Collected data entries:
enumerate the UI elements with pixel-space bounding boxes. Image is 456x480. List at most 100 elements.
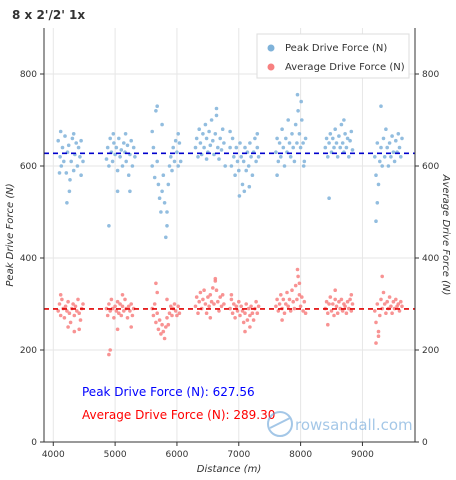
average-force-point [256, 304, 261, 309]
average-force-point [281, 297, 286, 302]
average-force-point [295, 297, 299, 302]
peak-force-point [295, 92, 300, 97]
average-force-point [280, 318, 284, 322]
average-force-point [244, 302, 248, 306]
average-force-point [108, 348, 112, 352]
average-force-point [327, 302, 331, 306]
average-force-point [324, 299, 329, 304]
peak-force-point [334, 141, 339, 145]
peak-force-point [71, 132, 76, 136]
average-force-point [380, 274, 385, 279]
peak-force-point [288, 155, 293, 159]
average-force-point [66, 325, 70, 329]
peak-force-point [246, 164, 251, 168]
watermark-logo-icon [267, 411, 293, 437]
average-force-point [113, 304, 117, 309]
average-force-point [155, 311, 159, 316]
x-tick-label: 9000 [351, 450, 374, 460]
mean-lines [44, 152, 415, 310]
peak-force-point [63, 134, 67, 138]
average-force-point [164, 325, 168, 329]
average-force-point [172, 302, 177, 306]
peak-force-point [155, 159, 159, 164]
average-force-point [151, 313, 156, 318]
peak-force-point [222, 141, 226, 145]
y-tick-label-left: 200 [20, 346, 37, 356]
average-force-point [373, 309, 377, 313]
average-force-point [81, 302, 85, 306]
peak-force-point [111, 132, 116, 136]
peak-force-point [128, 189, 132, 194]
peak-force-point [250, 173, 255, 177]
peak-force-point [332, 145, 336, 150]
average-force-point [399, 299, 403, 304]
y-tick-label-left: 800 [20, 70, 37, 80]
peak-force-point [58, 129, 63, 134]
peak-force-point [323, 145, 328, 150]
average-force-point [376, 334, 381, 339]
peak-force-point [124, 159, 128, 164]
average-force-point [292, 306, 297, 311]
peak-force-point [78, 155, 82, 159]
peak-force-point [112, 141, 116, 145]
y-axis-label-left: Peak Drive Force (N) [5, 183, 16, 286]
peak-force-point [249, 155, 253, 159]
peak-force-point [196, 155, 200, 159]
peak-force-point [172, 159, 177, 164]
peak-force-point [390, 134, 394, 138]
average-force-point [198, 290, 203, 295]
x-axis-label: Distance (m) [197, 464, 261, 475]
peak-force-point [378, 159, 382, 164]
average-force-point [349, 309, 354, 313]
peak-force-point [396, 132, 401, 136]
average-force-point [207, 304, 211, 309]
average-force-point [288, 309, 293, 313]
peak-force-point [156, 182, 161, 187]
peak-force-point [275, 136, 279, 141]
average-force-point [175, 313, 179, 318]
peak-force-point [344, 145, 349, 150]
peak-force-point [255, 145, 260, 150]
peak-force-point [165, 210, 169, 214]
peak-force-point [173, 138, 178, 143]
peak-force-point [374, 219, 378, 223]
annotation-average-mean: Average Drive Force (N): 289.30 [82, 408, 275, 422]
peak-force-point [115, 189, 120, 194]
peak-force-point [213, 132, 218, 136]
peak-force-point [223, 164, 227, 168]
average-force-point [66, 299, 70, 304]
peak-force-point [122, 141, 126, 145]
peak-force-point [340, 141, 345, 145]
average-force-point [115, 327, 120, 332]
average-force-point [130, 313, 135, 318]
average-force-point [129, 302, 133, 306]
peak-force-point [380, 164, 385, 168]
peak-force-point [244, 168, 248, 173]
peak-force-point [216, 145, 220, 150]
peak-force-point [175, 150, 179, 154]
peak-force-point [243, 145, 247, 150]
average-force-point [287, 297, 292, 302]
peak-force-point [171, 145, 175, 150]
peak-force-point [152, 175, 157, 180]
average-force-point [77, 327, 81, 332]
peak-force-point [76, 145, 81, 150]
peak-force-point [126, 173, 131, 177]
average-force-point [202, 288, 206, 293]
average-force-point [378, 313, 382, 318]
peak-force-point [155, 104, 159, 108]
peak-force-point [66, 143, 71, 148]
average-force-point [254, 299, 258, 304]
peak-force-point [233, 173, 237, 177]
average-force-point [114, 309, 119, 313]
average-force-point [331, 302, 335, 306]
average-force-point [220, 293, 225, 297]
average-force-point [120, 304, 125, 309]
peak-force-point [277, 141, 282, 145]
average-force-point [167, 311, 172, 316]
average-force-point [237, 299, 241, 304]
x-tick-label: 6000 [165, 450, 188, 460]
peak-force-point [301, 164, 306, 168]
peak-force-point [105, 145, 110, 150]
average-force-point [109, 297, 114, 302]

What the task requires: Please copy all of the material above line for line, leaving out the pictures.

Result for this exercise:
enumerate the UI elements with pixel-space bounding boxes. Image is 456x480. List at most 100 elements.
average-force-point [256, 304, 261, 309]
average-force-point [281, 297, 286, 302]
average-force-point [295, 297, 299, 302]
peak-force-point [295, 92, 300, 97]
average-force-point [280, 318, 284, 322]
average-force-point [244, 302, 248, 306]
average-force-point [108, 348, 112, 352]
average-force-point [327, 302, 331, 306]
average-force-point [324, 299, 329, 304]
peak-force-point [334, 141, 339, 145]
peak-force-point [71, 132, 76, 136]
average-force-point [380, 274, 385, 279]
peak-force-point [288, 155, 293, 159]
average-force-point [66, 325, 70, 329]
peak-force-point [246, 164, 251, 168]
watermark-logo-icon [267, 411, 293, 437]
average-force-point [113, 304, 117, 309]
average-force-point [155, 311, 159, 316]
x-tick-label: 9000 [351, 450, 374, 460]
mean-lines [44, 152, 415, 310]
peak-force-point [63, 134, 67, 138]
average-force-point [164, 325, 168, 329]
average-force-point [172, 302, 177, 306]
peak-force-point [155, 159, 159, 164]
average-force-point [151, 313, 156, 318]
peak-force-point [222, 141, 226, 145]
y-tick-label-left: 200 [20, 346, 37, 356]
average-force-point [373, 309, 377, 313]
average-force-point [81, 302, 85, 306]
peak-force-point [111, 132, 116, 136]
peak-force-point [128, 189, 132, 194]
peak-force-point [250, 173, 255, 177]
peak-force-point [332, 145, 336, 150]
average-force-point [399, 299, 403, 304]
y-tick-label-left: 800 [20, 70, 37, 80]
peak-force-point [58, 129, 63, 134]
peak-force-point [323, 145, 328, 150]
average-force-point [376, 334, 381, 339]
peak-force-point [124, 159, 128, 164]
average-force-point [292, 306, 297, 311]
peak-force-point [78, 155, 82, 159]
peak-force-point [112, 141, 116, 145]
y-axis-label-left: Peak Drive Force (N) [5, 183, 16, 286]
peak-force-point [249, 155, 253, 159]
peak-force-point [196, 155, 200, 159]
peak-force-point [172, 159, 177, 164]
peak-force-point [390, 134, 394, 138]
average-force-point [198, 290, 203, 295]
x-axis-label: Distance (m) [197, 464, 261, 475]
peak-force-point [378, 159, 382, 164]
average-force-point [349, 309, 354, 313]
peak-force-point [396, 132, 401, 136]
average-force-point [207, 304, 211, 309]
average-force-point [288, 309, 293, 313]
peak-force-point [156, 182, 161, 187]
peak-force-point [275, 136, 279, 141]
average-force-point [175, 313, 179, 318]
peak-force-point [344, 145, 349, 150]
peak-force-point [255, 145, 260, 150]
peak-force-point [165, 210, 169, 214]
peak-force-point [173, 138, 178, 143]
peak-force-point [374, 219, 378, 223]
annotation-average-mean: Average Drive Force (N): 289.30 [82, 408, 275, 422]
peak-force-point [115, 189, 120, 194]
peak-force-point [213, 132, 218, 136]
peak-force-point [223, 164, 227, 168]
average-force-point [66, 299, 70, 304]
peak-force-point [122, 141, 126, 145]
peak-force-point [340, 141, 345, 145]
average-force-point [115, 327, 120, 332]
average-force-point [130, 313, 135, 318]
average-force-point [129, 302, 133, 306]
peak-force-point [380, 164, 385, 168]
peak-force-point [244, 168, 248, 173]
peak-force-point [216, 145, 220, 150]
peak-force-point [175, 150, 179, 154]
peak-force-point [243, 145, 247, 150]
average-force-point [287, 297, 292, 302]
peak-force-point [171, 145, 175, 150]
peak-force-point [152, 175, 157, 180]
average-force-point [77, 327, 81, 332]
peak-force-point [76, 145, 81, 150]
peak-force-point [126, 173, 131, 177]
average-force-point [202, 288, 206, 293]
average-force-point [378, 313, 382, 318]
peak-force-point [155, 104, 159, 108]
peak-force-point [66, 143, 71, 148]
average-force-point [254, 299, 258, 304]
peak-force-point [233, 173, 237, 177]
average-force-point [114, 309, 119, 313]
average-force-point [331, 302, 335, 306]
average-force-point [220, 293, 225, 297]
average-force-point [120, 304, 125, 309]
peak-force-point [277, 141, 282, 145]
average-force-point [167, 311, 172, 316]
average-force-point [237, 299, 241, 304]
x-tick-label: 6000 [165, 450, 188, 460]
peak-force-point [301, 164, 306, 168]
peak-force-point [105, 145, 110, 150]
average-force-point [109, 297, 114, 302]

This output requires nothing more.